▶ Problem:
All of the data needs to be repeated exactly.

---

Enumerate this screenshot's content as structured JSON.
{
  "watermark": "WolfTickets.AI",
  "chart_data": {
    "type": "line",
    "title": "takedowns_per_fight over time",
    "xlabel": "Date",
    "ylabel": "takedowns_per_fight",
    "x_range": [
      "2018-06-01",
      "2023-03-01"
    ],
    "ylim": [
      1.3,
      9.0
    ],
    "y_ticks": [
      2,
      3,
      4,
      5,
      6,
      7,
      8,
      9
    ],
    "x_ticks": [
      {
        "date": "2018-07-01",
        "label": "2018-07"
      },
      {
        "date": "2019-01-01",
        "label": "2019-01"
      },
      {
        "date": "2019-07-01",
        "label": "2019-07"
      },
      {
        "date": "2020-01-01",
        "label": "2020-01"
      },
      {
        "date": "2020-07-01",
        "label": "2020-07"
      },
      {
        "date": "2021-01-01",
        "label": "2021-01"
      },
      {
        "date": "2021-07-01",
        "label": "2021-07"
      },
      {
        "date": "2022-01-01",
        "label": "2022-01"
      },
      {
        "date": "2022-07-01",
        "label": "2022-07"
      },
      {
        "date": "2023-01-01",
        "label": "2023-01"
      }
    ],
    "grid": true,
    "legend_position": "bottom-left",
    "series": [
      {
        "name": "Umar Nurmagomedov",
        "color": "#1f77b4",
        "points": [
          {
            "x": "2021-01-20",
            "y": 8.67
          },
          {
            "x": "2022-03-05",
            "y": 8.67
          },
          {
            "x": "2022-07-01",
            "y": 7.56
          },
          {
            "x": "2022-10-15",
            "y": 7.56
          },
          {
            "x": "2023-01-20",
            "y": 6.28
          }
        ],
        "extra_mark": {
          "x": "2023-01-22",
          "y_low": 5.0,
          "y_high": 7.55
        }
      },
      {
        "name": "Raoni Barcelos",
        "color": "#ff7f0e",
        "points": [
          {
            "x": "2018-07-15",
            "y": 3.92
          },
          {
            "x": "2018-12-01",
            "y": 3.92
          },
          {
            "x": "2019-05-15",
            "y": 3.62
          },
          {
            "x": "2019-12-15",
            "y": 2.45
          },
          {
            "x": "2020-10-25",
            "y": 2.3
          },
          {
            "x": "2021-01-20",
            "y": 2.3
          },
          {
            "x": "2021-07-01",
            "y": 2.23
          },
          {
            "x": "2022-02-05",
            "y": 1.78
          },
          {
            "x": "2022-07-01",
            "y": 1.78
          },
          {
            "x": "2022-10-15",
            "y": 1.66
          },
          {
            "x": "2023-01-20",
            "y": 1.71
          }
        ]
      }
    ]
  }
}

---

▶ Solution to the problem:
Enumerate this screenshot's content as structured JSON.
{
  "watermark": "WolfTickets.AI",
  "chart_data": {
    "type": "line",
    "title": "takedowns_per_fight over time",
    "xlabel": "Date",
    "ylabel": "takedowns_per_fight",
    "x_range": [
      "2018-06-01",
      "2023-03-01"
    ],
    "ylim": [
      1.3,
      9.0
    ],
    "y_ticks": [
      2,
      3,
      4,
      5,
      6,
      7,
      8,
      9
    ],
    "x_ticks": [
      {
        "date": "2018-07-01",
        "label": "2018-07"
      },
      {
        "date": "2019-01-01",
        "label": "2019-01"
      },
      {
        "date": "2019-07-01",
        "label": "2019-07"
      },
      {
        "date": "2020-01-01",
        "label": "2020-01"
      },
      {
        "date": "2020-07-01",
        "label": "2020-07"
      },
      {
        "date": "2021-01-01",
        "label": "2021-01"
      },
      {
        "date": "2021-07-01",
        "label": "2021-07"
      },
      {
        "date": "2022-01-01",
        "label": "2022-01"
      },
      {
        "date": "2022-07-01",
        "label": "2022-07"
      },
      {
        "date": "2023-01-01",
        "label": "2023-01"
      }
    ],
    "grid": true,
    "legend_position": "bottom-left",
    "series": [
      {
        "name": "Umar Nurmagomedov",
        "color": "#1f77b4",
        "points": [
          {
            "x": "2021-01-20",
            "y": 8.67
          },
          {
            "x": "2022-03-05",
            "y": 8.67
          },
          {
            "x": "2022-07-01",
            "y": 7.56
          },
          {
            "x": "2022-10-15",
            "y": 7.56
          },
          {
            "x": "2023-01-20",
            "y": 6.28
          }
        ],
        "extra_mark": {
          "x": "2023-01-22",
          "y_low": 5.0,
          "y_high": 7.55
        }
      },
      {
        "name": "Raoni Barcelos",
        "color": "#ff7f0e",
        "points": [
          {
            "x": "2018-07-15",
            "y": 3.92
          },
          {
            "x": "2018-12-01",
            "y": 3.92
          },
          {
            "x": "2019-05-15",
            "y": 3.62
          },
          {
            "x": "2019-12-15",
            "y": 2.45
          },
          {
            "x": "2020-10-25",
            "y": 2.3
          },
          {
            "x": "2021-01-20",
            "y": 2.3
          },
          {
            "x": "2021-07-01",
            "y": 2.23
          },
          {
            "x": "2022-02-05",
            "y": 1.78
          },
          {
            "x": "2022-07-01",
            "y": 1.78
          },
          {
            "x": "2022-10-15",
            "y": 1.66
          },
          {
            "x": "2023-01-20",
            "y": 1.71
          }
        ]
      }
    ]
  }
}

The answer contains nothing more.